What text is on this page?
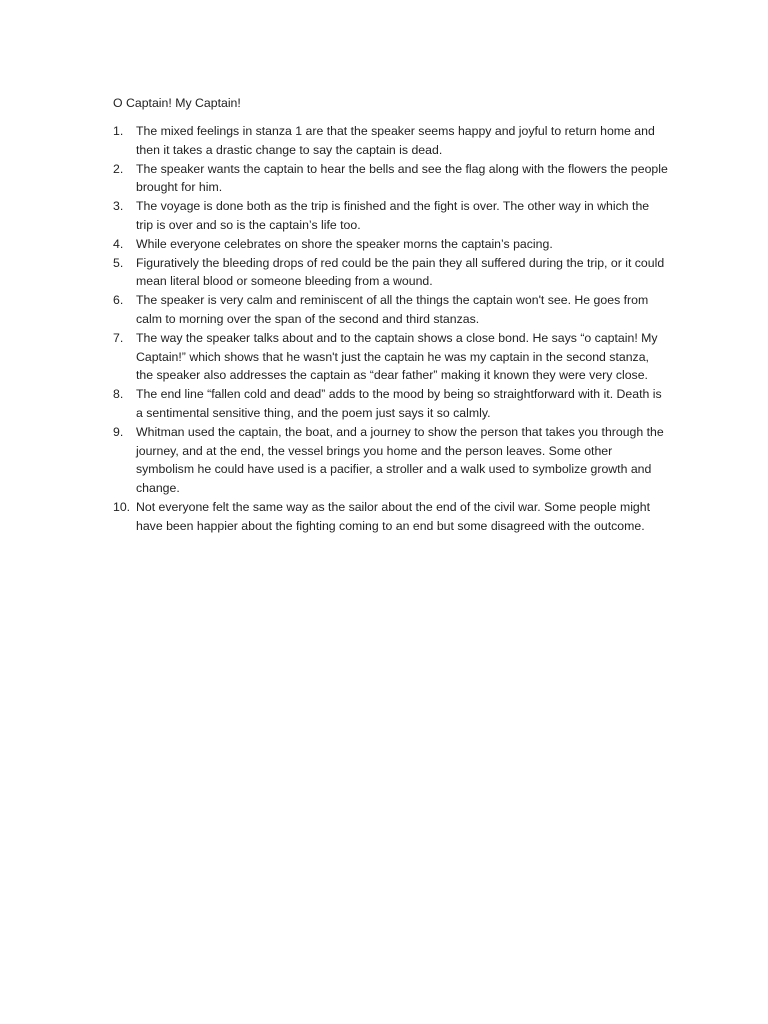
O Captain! My Captain!
1.	The mixed feelings in stanza 1 are that the speaker seems happy and joyful to return home and then it takes a drastic change to say the captain is dead.
2.	The speaker wants the captain to hear the bells and see the flag along with the flowers the people brought for him.
3.	The voyage is done both as the trip is finished and the fight is over. The other way in which the trip is over and so is the captain’s life too.
4.	While everyone celebrates on shore the speaker morns the captain’s pacing.
5.	Figuratively the bleeding drops of red could be the pain they all suffered during the trip, or it could mean literal blood or someone bleeding from a wound.
6.	The speaker is very calm and reminiscent of all the things the captain won't see. He goes from calm to morning over the span of the second and third stanzas.
7.	The way the speaker talks about and to the captain shows a close bond. He says “o captain! My Captain!” which shows that he wasn't just the captain he was my captain in the second stanza, the speaker also addresses the captain as “dear father” making it known they were very close.
8.	The end line “fallen cold and dead” adds to the mood by being so straightforward with it. Death is a sentimental sensitive thing, and the poem just says it so calmly.
9.	Whitman used the captain, the boat, and a journey to show the person that takes you through the journey, and at the end, the vessel brings you home and the person leaves. Some other symbolism he could have used is a pacifier, a stroller and a walk used to symbolize growth and change.
10. Not everyone felt the same way as the sailor about the end of the civil war. Some people might have been happier about the fighting coming to an end but some disagreed with the outcome.
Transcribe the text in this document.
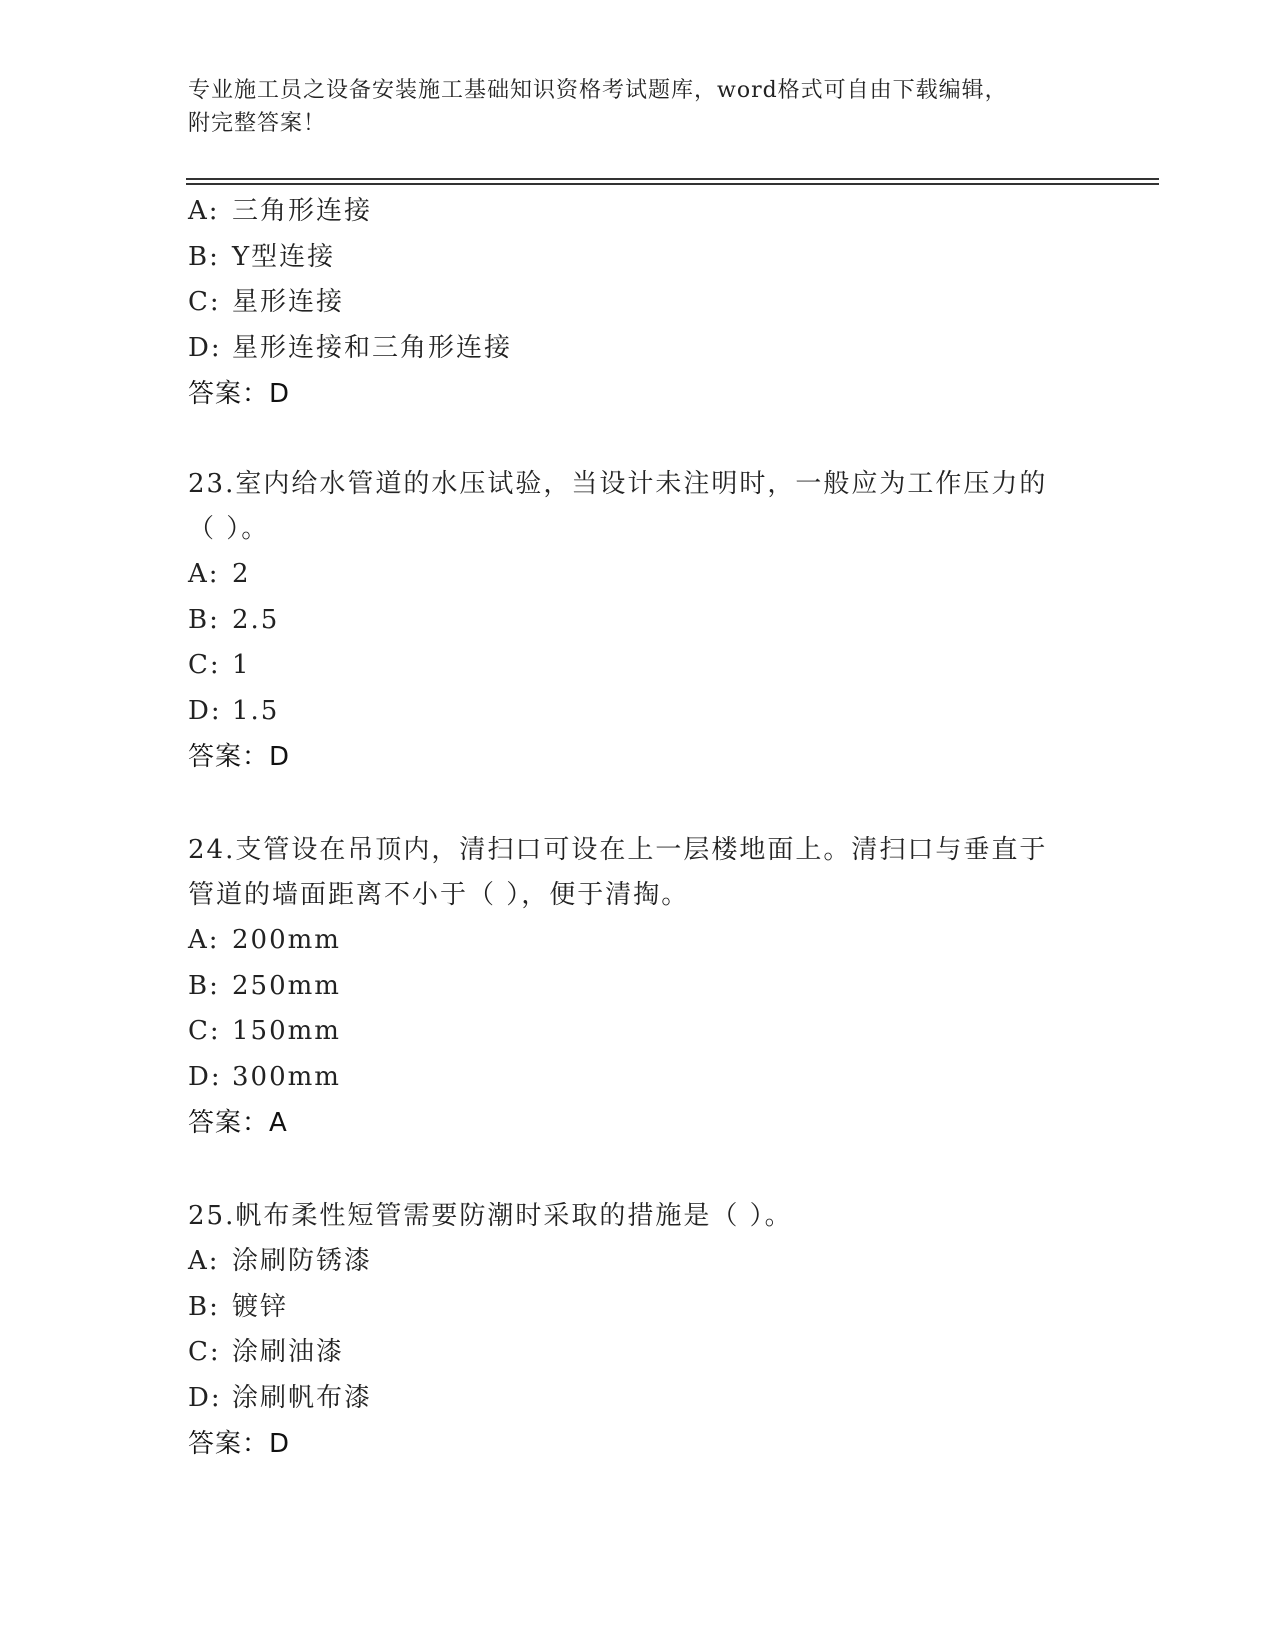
专业施工员之设备安装施工基础知识资格考试题库，word格式可自由下载编辑，
附完整答案！
A: 三角形连接
B: Y型连接
C: 星形连接
D: 星形连接和三角形连接
答案：D
23.室内给水管道的水压试验，当设计未注明时，一般应为工作压力的
（ ）。
A: 2
B: 2.5
C: 1
D: 1.5
答案：D
24.支管设在吊顶内，清扫口可设在上一层楼地面上。清扫口与垂直于
管道的墙面距离不小于（ ），便于清掏。
A: 200mm
B: 250mm
C: 150mm
D: 300mm
答案：A
25.帆布柔性短管需要防潮时采取的措施是（ ）。
A: 涂刷防锈漆
B: 镀锌
C: 涂刷油漆
D: 涂刷帆布漆
答案：D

:: Exercise task ::
Every line is to be duplicated exactly, though pictures stay out.

:: The output ::
What text is on this page?
O Captain! My Captain!
1.	The mixed feelings in stanza 1 are that the speaker seems happy and joyful to return home and then it takes a drastic change to say the captain is dead.
2.	The speaker wants the captain to hear the bells and see the flag along with the flowers the people brought for him.
3.	The voyage is done both as the trip is finished and the fight is over. The other way in which the trip is over and so is the captain’s life too.
4.	While everyone celebrates on shore the speaker morns the captain’s pacing.
5.	Figuratively the bleeding drops of red could be the pain they all suffered during the trip, or it could mean literal blood or someone bleeding from a wound.
6.	The speaker is very calm and reminiscent of all the things the captain won't see. He goes from calm to morning over the span of the second and third stanzas.
7.	The way the speaker talks about and to the captain shows a close bond. He says “o captain! My Captain!” which shows that he wasn't just the captain he was my captain in the second stanza, the speaker also addresses the captain as “dear father” making it known they were very close.
8.	The end line “fallen cold and dead” adds to the mood by being so straightforward with it. Death is a sentimental sensitive thing, and the poem just says it so calmly.
9.	Whitman used the captain, the boat, and a journey to show the person that takes you through the journey, and at the end, the vessel brings you home and the person leaves. Some other symbolism he could have used is a pacifier, a stroller and a walk used to symbolize growth and change.
10. Not everyone felt the same way as the sailor about the end of the civil war. Some people might have been happier about the fighting coming to an end but some disagreed with the outcome.
Transcribe the text in this document.
专业施工员之设备安装施工基础知识资格考试题库，word格式可自由下载编辑，
附完整答案！
A: 三角形连接
B: Y型连接
C: 星形连接
D: 星形连接和三角形连接
答案：D
23.室内给水管道的水压试验，当设计未注明时，一般应为工作压力的
（ ）。
A: 2
B: 2.5
C: 1
D: 1.5
答案：D
24.支管设在吊顶内，清扫口可设在上一层楼地面上。清扫口与垂直于
管道的墙面距离不小于（ ），便于清掏。
A: 200mm
B: 250mm
C: 150mm
D: 300mm
答案：A
25.帆布柔性短管需要防潮时采取的措施是（ ）。
A: 涂刷防锈漆
B: 镀锌
C: 涂刷油漆
D: 涂刷帆布漆
答案：D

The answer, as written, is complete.